Objective >> Repeat every record below exactly as written.
________________________
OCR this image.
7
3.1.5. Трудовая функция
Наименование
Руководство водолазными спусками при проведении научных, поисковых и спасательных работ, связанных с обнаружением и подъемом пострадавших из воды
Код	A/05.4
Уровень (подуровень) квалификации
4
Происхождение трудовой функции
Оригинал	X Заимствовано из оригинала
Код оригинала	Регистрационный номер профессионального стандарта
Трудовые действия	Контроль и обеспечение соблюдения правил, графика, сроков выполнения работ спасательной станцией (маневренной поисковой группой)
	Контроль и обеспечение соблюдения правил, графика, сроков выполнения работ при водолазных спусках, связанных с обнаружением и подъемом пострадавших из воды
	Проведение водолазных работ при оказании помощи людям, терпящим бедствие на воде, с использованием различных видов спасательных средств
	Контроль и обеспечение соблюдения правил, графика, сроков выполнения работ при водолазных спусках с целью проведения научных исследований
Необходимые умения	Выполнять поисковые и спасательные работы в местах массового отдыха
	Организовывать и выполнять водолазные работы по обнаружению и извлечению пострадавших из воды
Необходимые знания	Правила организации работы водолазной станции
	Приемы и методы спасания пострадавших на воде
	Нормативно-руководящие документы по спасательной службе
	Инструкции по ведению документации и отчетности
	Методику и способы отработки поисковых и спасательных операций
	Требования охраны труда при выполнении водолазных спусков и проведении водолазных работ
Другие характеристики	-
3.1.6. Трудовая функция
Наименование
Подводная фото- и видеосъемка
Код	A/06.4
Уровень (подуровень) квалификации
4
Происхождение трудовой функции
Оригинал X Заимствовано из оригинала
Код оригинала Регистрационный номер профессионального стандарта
________________________
Response below >>
OCR this image.
7
3.1.5. Трудовая функция
Наименование
Руководство водолазными спусками при проведении научных, поисковых и спасательных работ, связанных с обнаружением и подъемом пострадавших из воды
Код	A/05.4
Уровень (подуровень) квалификации
4
Происхождение трудовой функции
Оригинал	X Заимствовано из оригинала
Код оригинала	Регистрационный номер профессионального стандарта
Трудовые действия	Контроль и обеспечение соблюдения правил, графика, сроков выполнения работ спасательной станцией (маневренной поисковой группой)
	Контроль и обеспечение соблюдения правил, графика, сроков выполнения работ при водолазных спусках, связанных с обнаружением и подъемом пострадавших из воды
	Проведение водолазных работ при оказании помощи людям, терпящим бедствие на воде, с использованием различных видов спасательных средств
	Контроль и обеспечение соблюдения правил, графика, сроков выполнения работ при водолазных спусках с целью проведения научных исследований
Необходимые умения	Выполнять поисковые и спасательные работы в местах массового отдыха
	Организовывать и выполнять водолазные работы по обнаружению и извлечению пострадавших из воды
Необходимые знания	Правила организации работы водолазной станции
	Приемы и методы спасания пострадавших на воде
	Нормативно-руководящие документы по спасательной службе
	Инструкции по ведению документации и отчетности
	Методику и способы отработки поисковых и спасательных операций
	Требования охраны труда при выполнении водолазных спусков и проведении водолазных работ
Другие характеристики	-
3.1.6. Трудовая функция
Наименование
Подводная фото- и видеосъемка
Код	A/06.4
Уровень (подуровень) квалификации
4
Происхождение трудовой функции
Оригинал X Заимствовано из оригинала
Код оригинала Регистрационный номер профессионального стандарта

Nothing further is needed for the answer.